:: The records ::

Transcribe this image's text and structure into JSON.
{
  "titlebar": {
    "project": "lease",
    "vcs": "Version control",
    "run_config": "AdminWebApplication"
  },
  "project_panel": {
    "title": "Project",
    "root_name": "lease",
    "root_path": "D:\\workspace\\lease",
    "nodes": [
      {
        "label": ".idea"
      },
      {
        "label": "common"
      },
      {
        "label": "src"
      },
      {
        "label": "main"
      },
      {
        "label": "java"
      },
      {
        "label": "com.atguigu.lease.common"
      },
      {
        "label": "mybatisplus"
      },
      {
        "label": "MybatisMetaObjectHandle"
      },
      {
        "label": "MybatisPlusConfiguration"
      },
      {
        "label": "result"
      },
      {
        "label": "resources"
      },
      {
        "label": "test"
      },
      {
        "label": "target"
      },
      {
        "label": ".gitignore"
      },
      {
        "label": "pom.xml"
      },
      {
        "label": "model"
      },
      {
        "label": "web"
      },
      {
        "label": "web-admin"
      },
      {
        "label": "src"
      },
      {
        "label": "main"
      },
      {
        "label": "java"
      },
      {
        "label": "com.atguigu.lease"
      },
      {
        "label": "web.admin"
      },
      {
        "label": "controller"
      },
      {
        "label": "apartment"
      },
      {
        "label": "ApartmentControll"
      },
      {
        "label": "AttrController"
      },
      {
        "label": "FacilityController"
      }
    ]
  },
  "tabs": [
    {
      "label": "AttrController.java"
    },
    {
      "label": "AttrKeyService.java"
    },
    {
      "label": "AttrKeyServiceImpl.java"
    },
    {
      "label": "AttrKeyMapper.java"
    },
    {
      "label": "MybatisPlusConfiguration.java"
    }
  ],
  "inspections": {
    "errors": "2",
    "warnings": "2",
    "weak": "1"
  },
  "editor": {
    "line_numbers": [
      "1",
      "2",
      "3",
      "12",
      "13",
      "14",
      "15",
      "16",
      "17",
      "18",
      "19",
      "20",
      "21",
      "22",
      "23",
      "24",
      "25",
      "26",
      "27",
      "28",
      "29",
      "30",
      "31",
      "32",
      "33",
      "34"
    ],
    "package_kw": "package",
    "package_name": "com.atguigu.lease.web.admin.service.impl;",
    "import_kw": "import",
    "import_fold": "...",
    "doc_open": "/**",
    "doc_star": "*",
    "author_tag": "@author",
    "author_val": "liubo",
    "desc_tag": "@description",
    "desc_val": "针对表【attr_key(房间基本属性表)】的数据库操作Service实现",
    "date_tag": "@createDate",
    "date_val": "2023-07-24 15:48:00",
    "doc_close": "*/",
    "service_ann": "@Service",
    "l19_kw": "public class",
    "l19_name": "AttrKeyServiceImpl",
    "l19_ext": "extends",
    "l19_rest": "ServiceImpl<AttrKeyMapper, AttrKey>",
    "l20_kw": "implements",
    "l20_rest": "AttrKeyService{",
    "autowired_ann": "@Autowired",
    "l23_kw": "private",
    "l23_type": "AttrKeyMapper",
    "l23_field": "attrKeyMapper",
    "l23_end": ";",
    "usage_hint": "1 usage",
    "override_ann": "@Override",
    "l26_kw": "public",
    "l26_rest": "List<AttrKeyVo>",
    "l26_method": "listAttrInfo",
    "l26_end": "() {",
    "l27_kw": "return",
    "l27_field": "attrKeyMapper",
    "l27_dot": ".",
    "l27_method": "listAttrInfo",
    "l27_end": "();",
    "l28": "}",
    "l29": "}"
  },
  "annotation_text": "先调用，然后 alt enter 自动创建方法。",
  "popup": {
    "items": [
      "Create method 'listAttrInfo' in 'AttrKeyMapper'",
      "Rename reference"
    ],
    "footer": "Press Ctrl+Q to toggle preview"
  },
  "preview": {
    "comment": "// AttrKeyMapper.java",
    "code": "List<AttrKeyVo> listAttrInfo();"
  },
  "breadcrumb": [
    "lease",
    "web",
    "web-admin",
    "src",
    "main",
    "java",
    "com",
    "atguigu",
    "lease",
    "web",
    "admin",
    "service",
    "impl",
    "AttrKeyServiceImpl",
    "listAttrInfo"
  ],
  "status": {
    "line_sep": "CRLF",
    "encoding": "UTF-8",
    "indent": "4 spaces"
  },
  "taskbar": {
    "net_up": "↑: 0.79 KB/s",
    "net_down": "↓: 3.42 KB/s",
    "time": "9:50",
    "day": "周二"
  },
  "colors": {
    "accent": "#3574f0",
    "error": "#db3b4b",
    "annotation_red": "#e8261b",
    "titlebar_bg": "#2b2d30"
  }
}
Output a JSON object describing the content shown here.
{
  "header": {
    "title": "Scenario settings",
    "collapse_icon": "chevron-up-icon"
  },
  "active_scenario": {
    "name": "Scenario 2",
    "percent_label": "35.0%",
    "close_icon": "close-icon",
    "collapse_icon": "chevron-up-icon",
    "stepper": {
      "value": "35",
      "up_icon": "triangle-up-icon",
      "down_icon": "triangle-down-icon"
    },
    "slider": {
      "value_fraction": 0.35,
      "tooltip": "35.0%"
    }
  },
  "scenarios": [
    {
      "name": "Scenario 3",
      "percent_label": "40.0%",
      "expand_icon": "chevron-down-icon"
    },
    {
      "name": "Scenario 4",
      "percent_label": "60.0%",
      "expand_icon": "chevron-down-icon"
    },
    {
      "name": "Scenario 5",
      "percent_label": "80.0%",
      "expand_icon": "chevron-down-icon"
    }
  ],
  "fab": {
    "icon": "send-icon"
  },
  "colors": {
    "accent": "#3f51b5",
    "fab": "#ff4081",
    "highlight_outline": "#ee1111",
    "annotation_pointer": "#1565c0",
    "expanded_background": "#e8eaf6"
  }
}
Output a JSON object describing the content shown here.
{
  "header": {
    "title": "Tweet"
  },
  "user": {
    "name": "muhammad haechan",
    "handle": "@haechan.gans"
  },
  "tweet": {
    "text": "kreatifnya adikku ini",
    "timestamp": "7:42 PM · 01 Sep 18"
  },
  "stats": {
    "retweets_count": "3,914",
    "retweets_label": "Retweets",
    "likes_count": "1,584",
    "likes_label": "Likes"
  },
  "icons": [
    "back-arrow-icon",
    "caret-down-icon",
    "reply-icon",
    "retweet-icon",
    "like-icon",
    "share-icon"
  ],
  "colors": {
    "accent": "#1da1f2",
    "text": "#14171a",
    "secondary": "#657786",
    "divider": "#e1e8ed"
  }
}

:: What you have to do ::
Print out every entry, keeping each one exact.

:: The result ::
Transcribe this image's text and structure into JSON.
{
  "titlebar": {
    "project": "lease",
    "vcs": "Version control",
    "run_config": "AdminWebApplication"
  },
  "project_panel": {
    "title": "Project",
    "root_name": "lease",
    "root_path": "D:\\workspace\\lease",
    "nodes": [
      {
        "label": ".idea"
      },
      {
        "label": "common"
      },
      {
        "label": "src"
      },
      {
        "label": "main"
      },
      {
        "label": "java"
      },
      {
        "label": "com.atguigu.lease.common"
      },
      {
        "label": "mybatisplus"
      },
      {
        "label": "MybatisMetaObjectHandle"
      },
      {
        "label": "MybatisPlusConfiguration"
      },
      {
        "label": "result"
      },
      {
        "label": "resources"
      },
      {
        "label": "test"
      },
      {
        "label": "target"
      },
      {
        "label": ".gitignore"
      },
      {
        "label": "pom.xml"
      },
      {
        "label": "model"
      },
      {
        "label": "web"
      },
      {
        "label": "web-admin"
      },
      {
        "label": "src"
      },
      {
        "label": "main"
      },
      {
        "label": "java"
      },
      {
        "label": "com.atguigu.lease"
      },
      {
        "label": "web.admin"
      },
      {
        "label": "controller"
      },
      {
        "label": "apartment"
      },
      {
        "label": "ApartmentControll"
      },
      {
        "label": "AttrController"
      },
      {
        "label": "FacilityController"
      }
    ]
  },
  "tabs": [
    {
      "label": "AttrController.java"
    },
    {
      "label": "AttrKeyService.java"
    },
    {
      "label": "AttrKeyServiceImpl.java"
    },
    {
      "label": "AttrKeyMapper.java"
    },
    {
      "label": "MybatisPlusConfiguration.java"
    }
  ],
  "inspections": {
    "errors": "2",
    "warnings": "2",
    "weak": "1"
  },
  "editor": {
    "line_numbers": [
      "1",
      "2",
      "3",
      "12",
      "13",
      "14",
      "15",
      "16",
      "17",
      "18",
      "19",
      "20",
      "21",
      "22",
      "23",
      "24",
      "25",
      "26",
      "27",
      "28",
      "29",
      "30",
      "31",
      "32",
      "33",
      "34"
    ],
    "package_kw": "package",
    "package_name": "com.atguigu.lease.web.admin.service.impl;",
    "import_kw": "import",
    "import_fold": "...",
    "doc_open": "/**",
    "doc_star": "*",
    "author_tag": "@author",
    "author_val": "liubo",
    "desc_tag": "@description",
    "desc_val": "针对表【attr_key(房间基本属性表)】的数据库操作Service实现",
    "date_tag": "@createDate",
    "date_val": "2023-07-24 15:48:00",
    "doc_close": "*/",
    "service_ann": "@Service",
    "l19_kw": "public class",
    "l19_name": "AttrKeyServiceImpl",
    "l19_ext": "extends",
    "l19_rest": "ServiceImpl<AttrKeyMapper, AttrKey>",
    "l20_kw": "implements",
    "l20_rest": "AttrKeyService{",
    "autowired_ann": "@Autowired",
    "l23_kw": "private",
    "l23_type": "AttrKeyMapper",
    "l23_field": "attrKeyMapper",
    "l23_end": ";",
    "usage_hint": "1 usage",
    "override_ann": "@Override",
    "l26_kw": "public",
    "l26_rest": "List<AttrKeyVo>",
    "l26_method": "listAttrInfo",
    "l26_end": "() {",
    "l27_kw": "return",
    "l27_field": "attrKeyMapper",
    "l27_dot": ".",
    "l27_method": "listAttrInfo",
    "l27_end": "();",
    "l28": "}",
    "l29": "}"
  },
  "annotation_text": "先调用，然后 alt enter 自动创建方法。",
  "popup": {
    "items": [
      "Create method 'listAttrInfo' in 'AttrKeyMapper'",
      "Rename reference"
    ],
    "footer": "Press Ctrl+Q to toggle preview"
  },
  "preview": {
    "comment": "// AttrKeyMapper.java",
    "code": "List<AttrKeyVo> listAttrInfo();"
  },
  "breadcrumb": [
    "lease",
    "web",
    "web-admin",
    "src",
    "main",
    "java",
    "com",
    "atguigu",
    "lease",
    "web",
    "admin",
    "service",
    "impl",
    "AttrKeyServiceImpl",
    "listAttrInfo"
  ],
  "status": {
    "line_sep": "CRLF",
    "encoding": "UTF-8",
    "indent": "4 spaces"
  },
  "taskbar": {
    "net_up": "↑: 0.79 KB/s",
    "net_down": "↓: 3.42 KB/s",
    "time": "9:50",
    "day": "周二"
  },
  "colors": {
    "accent": "#3574f0",
    "error": "#db3b4b",
    "annotation_red": "#e8261b",
    "titlebar_bg": "#2b2d30"
  }
}
Output a JSON object describing the content shown here.
{
  "header": {
    "title": "Scenario settings",
    "collapse_icon": "chevron-up-icon"
  },
  "active_scenario": {
    "name": "Scenario 2",
    "percent_label": "35.0%",
    "close_icon": "close-icon",
    "collapse_icon": "chevron-up-icon",
    "stepper": {
      "value": "35",
      "up_icon": "triangle-up-icon",
      "down_icon": "triangle-down-icon"
    },
    "slider": {
      "value_fraction": 0.35,
      "tooltip": "35.0%"
    }
  },
  "scenarios": [
    {
      "name": "Scenario 3",
      "percent_label": "40.0%",
      "expand_icon": "chevron-down-icon"
    },
    {
      "name": "Scenario 4",
      "percent_label": "60.0%",
      "expand_icon": "chevron-down-icon"
    },
    {
      "name": "Scenario 5",
      "percent_label": "80.0%",
      "expand_icon": "chevron-down-icon"
    }
  ],
  "fab": {
    "icon": "send-icon"
  },
  "colors": {
    "accent": "#3f51b5",
    "fab": "#ff4081",
    "highlight_outline": "#ee1111",
    "annotation_pointer": "#1565c0",
    "expanded_background": "#e8eaf6"
  }
}
Output a JSON object describing the content shown here.
{
  "header": {
    "title": "Tweet"
  },
  "user": {
    "name": "muhammad haechan",
    "handle": "@haechan.gans"
  },
  "tweet": {
    "text": "kreatifnya adikku ini",
    "timestamp": "7:42 PM · 01 Sep 18"
  },
  "stats": {
    "retweets_count": "3,914",
    "retweets_label": "Retweets",
    "likes_count": "1,584",
    "likes_label": "Likes"
  },
  "icons": [
    "back-arrow-icon",
    "caret-down-icon",
    "reply-icon",
    "retweet-icon",
    "like-icon",
    "share-icon"
  ],
  "colors": {
    "accent": "#1da1f2",
    "text": "#14171a",
    "secondary": "#657786",
    "divider": "#e1e8ed"
  }
}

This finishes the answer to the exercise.